Dataset excerpt:
——
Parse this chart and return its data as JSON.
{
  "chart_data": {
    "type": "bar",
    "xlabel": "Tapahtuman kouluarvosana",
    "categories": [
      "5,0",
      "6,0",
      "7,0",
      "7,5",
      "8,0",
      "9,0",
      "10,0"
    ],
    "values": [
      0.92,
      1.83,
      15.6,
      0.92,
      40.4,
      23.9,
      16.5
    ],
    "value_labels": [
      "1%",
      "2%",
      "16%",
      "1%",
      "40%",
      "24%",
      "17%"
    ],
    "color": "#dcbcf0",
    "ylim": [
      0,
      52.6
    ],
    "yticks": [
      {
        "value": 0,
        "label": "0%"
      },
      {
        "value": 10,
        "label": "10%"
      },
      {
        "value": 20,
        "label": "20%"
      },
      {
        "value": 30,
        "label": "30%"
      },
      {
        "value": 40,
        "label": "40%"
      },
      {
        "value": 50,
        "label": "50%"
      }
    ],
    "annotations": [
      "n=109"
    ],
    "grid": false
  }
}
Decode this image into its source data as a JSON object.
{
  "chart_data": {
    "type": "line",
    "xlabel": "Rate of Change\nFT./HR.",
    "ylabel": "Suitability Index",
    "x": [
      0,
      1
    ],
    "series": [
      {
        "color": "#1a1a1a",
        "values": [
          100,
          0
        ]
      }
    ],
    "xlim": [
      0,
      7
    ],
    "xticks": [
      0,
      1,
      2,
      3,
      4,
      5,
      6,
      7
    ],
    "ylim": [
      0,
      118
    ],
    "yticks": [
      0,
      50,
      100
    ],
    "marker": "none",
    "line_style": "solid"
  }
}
——
Copy every record above exactly as it appears.

Parse this chart and return its data as JSON.
{
  "chart_data": {
    "type": "bar",
    "xlabel": "Tapahtuman kouluarvosana",
    "categories": [
      "5,0",
      "6,0",
      "7,0",
      "7,5",
      "8,0",
      "9,0",
      "10,0"
    ],
    "values": [
      0.92,
      1.83,
      15.6,
      0.92,
      40.4,
      23.9,
      16.5
    ],
    "value_labels": [
      "1%",
      "2%",
      "16%",
      "1%",
      "40%",
      "24%",
      "17%"
    ],
    "color": "#dcbcf0",
    "ylim": [
      0,
      52.6
    ],
    "yticks": [
      {
        "value": 0,
        "label": "0%"
      },
      {
        "value": 10,
        "label": "10%"
      },
      {
        "value": 20,
        "label": "20%"
      },
      {
        "value": 30,
        "label": "30%"
      },
      {
        "value": 40,
        "label": "40%"
      },
      {
        "value": 50,
        "label": "50%"
      }
    ],
    "annotations": [
      "n=109"
    ],
    "grid": false
  }
}
Decode this image into its source data as a JSON object.
{
  "chart_data": {
    "type": "line",
    "xlabel": "Rate of Change\nFT./HR.",
    "ylabel": "Suitability Index",
    "x": [
      0,
      1
    ],
    "series": [
      {
        "color": "#1a1a1a",
        "values": [
          100,
          0
        ]
      }
    ],
    "xlim": [
      0,
      7
    ],
    "xticks": [
      0,
      1,
      2,
      3,
      4,
      5,
      6,
      7
    ],
    "ylim": [
      0,
      118
    ],
    "yticks": [
      0,
      50,
      100
    ],
    "marker": "none",
    "line_style": "solid"
  }
}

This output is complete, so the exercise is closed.